• [What the task requires]:
Return all the entries exactly, keeping pictures out.

>> BEGIN Data in this exercise

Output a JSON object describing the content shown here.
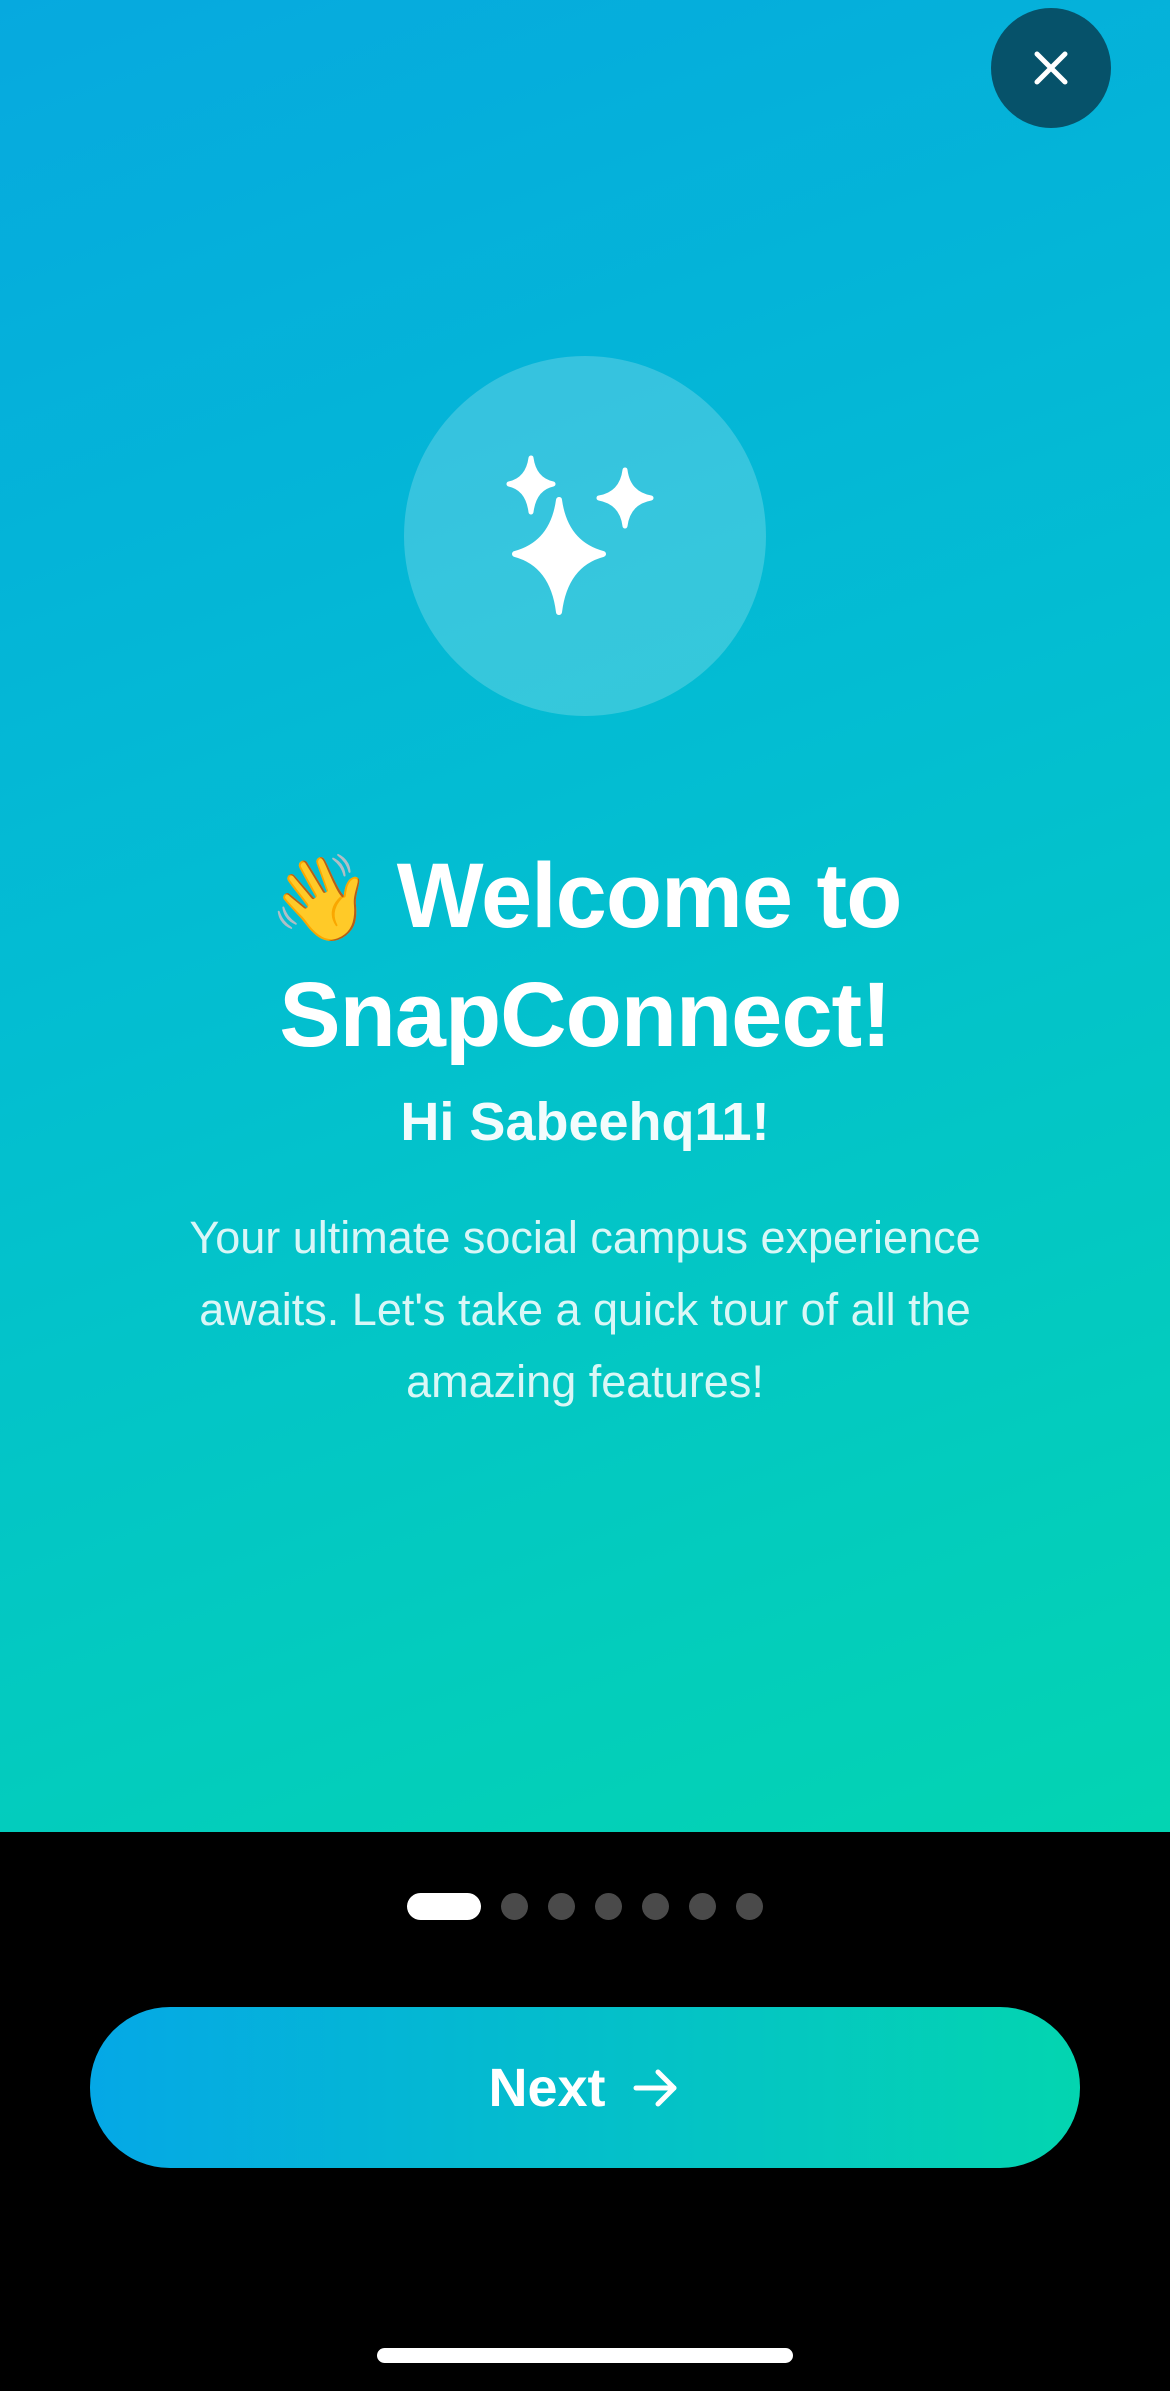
{
  "header": {
    "close_icon": "close-icon"
  },
  "hero": {
    "icon": "sparkles-icon",
    "wave_emoji": "👋",
    "title_line1": "Welcome to",
    "title_line2": "SnapConnect!",
    "greeting": "Hi Sabeehq11!",
    "description": "Your ultimate social campus experience awaits. Let's take a quick tour of all the amazing features!"
  },
  "pager": {
    "total": 7,
    "current": 1
  },
  "footer": {
    "next_label": "Next",
    "next_icon": "arrow-right-icon"
  },
  "colors": {
    "gradient_start": "#06a9df",
    "gradient_end": "#03d4b2",
    "close_button_bg": "#06526a",
    "inactive_dot": "#4a4a4a",
    "active_dot": "#ffffff",
    "footer_bg": "#000000"
  }
}
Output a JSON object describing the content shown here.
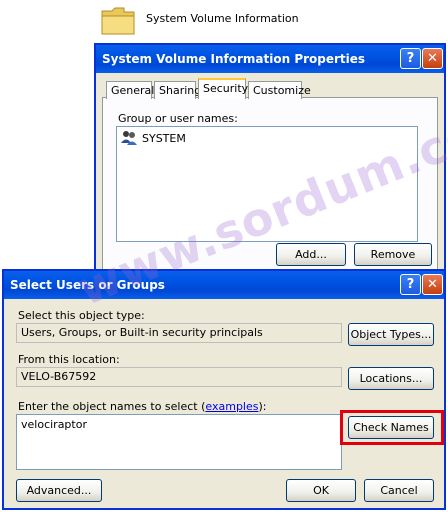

>> END Data in this exercise

• [Finished exercise]:
Output a JSON object describing the content shown here.
{
  "header": {
    "close_icon": "close-icon"
  },
  "hero": {
    "icon": "sparkles-icon",
    "wave_emoji": "👋",
    "title_line1": "Welcome to",
    "title_line2": "SnapConnect!",
    "greeting": "Hi Sabeehq11!",
    "description": "Your ultimate social campus experience awaits. Let's take a quick tour of all the amazing features!"
  },
  "pager": {
    "total": 7,
    "current": 1
  },
  "footer": {
    "next_label": "Next",
    "next_icon": "arrow-right-icon"
  },
  "colors": {
    "gradient_start": "#06a9df",
    "gradient_end": "#03d4b2",
    "close_button_bg": "#06526a",
    "inactive_dot": "#4a4a4a",
    "active_dot": "#ffffff",
    "footer_bg": "#000000"
  }
}
Output a JSON object describing the content shown here.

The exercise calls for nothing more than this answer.